(Data items)
——————————

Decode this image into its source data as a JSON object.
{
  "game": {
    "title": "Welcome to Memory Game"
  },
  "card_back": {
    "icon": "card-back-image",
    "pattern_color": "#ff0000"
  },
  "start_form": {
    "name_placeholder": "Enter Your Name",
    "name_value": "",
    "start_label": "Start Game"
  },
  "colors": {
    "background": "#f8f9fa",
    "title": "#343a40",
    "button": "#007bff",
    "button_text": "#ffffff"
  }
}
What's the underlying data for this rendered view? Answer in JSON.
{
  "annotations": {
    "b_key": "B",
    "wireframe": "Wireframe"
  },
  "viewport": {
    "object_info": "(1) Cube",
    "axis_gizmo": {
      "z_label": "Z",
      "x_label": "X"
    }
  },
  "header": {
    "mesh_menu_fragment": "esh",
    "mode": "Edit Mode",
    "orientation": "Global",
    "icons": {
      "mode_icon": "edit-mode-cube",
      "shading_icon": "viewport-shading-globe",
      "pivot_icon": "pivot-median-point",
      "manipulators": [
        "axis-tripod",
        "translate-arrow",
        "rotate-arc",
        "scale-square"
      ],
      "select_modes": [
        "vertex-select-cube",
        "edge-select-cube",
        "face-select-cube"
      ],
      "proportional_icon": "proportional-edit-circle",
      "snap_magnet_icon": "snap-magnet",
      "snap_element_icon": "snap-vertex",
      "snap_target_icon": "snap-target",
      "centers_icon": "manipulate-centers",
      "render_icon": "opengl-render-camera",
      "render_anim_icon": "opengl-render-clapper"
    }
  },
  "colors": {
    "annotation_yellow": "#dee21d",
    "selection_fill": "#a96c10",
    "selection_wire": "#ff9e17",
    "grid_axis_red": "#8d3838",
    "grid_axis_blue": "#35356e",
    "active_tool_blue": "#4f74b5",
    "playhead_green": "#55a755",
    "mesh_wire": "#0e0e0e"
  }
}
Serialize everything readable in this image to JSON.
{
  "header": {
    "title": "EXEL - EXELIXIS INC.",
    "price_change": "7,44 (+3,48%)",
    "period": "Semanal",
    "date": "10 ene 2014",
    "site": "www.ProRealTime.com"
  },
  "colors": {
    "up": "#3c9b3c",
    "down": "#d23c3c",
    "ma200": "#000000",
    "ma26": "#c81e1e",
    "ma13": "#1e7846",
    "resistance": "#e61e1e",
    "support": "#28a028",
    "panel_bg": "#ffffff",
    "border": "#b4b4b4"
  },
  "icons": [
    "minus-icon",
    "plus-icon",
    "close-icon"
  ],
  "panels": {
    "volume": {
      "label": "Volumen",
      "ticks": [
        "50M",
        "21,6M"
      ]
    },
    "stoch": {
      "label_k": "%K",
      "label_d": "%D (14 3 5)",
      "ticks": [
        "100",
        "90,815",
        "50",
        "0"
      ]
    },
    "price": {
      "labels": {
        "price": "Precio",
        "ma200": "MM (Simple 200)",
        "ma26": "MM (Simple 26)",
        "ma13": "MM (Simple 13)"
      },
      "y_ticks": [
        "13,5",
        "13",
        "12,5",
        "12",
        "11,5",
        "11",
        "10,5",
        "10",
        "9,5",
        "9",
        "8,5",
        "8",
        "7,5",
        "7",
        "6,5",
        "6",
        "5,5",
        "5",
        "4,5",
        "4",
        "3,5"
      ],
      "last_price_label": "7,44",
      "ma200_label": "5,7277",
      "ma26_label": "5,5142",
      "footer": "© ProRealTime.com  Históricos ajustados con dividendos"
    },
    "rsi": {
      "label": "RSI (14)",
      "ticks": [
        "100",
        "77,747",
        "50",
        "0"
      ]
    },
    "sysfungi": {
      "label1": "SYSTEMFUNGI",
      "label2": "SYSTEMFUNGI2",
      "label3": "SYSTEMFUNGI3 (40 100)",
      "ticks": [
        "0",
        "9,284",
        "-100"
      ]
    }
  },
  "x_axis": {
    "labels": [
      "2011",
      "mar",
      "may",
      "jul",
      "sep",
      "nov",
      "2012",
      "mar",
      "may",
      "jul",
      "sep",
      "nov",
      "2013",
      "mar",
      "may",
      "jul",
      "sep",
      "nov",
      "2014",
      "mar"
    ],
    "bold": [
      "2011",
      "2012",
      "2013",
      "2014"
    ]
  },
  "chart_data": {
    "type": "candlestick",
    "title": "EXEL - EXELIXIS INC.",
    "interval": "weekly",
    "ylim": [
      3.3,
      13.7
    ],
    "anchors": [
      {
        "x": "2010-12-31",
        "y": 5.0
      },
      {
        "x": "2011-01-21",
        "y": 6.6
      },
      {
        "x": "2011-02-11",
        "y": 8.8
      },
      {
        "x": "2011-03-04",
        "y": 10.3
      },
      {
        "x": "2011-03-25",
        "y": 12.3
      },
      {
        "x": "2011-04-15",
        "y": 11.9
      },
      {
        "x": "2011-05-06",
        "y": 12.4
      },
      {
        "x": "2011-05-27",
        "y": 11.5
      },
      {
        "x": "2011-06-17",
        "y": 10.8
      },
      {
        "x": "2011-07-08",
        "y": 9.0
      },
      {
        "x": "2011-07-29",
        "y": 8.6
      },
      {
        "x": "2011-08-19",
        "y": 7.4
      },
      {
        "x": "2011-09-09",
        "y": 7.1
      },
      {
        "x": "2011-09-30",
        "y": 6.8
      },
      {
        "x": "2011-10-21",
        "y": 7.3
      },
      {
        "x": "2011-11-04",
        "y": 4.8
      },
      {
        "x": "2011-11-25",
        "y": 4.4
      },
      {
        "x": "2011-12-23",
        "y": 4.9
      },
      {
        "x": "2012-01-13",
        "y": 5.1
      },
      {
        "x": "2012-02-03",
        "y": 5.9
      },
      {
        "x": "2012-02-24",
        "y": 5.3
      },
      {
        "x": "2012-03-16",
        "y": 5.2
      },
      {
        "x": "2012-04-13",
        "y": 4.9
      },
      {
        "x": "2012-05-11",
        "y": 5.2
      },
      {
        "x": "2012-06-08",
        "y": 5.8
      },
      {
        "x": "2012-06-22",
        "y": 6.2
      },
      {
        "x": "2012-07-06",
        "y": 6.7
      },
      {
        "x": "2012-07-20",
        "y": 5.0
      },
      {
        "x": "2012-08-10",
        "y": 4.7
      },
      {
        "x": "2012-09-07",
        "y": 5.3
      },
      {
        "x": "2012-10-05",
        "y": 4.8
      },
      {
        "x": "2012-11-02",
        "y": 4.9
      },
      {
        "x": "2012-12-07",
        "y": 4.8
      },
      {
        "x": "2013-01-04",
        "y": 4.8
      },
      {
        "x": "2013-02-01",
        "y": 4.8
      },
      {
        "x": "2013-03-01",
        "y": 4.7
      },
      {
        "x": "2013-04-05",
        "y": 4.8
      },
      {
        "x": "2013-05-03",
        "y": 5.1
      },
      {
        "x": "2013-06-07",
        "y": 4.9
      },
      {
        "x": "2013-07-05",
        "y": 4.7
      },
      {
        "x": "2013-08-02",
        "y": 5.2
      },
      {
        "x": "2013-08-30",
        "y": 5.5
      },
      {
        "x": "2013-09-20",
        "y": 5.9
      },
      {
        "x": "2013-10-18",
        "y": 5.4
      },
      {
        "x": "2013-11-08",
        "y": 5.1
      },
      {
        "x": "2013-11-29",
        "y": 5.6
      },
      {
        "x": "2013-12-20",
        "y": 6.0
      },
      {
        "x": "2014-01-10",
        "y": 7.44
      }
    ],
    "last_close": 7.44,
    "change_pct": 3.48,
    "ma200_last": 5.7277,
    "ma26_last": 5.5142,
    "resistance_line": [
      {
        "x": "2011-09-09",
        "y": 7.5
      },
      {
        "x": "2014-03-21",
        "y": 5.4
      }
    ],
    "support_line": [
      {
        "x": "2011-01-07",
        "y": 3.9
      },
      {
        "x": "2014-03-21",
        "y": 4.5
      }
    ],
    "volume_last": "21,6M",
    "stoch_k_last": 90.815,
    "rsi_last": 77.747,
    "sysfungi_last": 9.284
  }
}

——————————

- [WHAT THE TASK REQUIRES]
Copy the lines from the entries above in which the word "this" appears.

- [CORRECT RESPONSE]
Decode this image into its source data as a JSON object.
What's the underlying data for this rendered view? Answer in JSON.
Serialize everything readable in this image to JSON.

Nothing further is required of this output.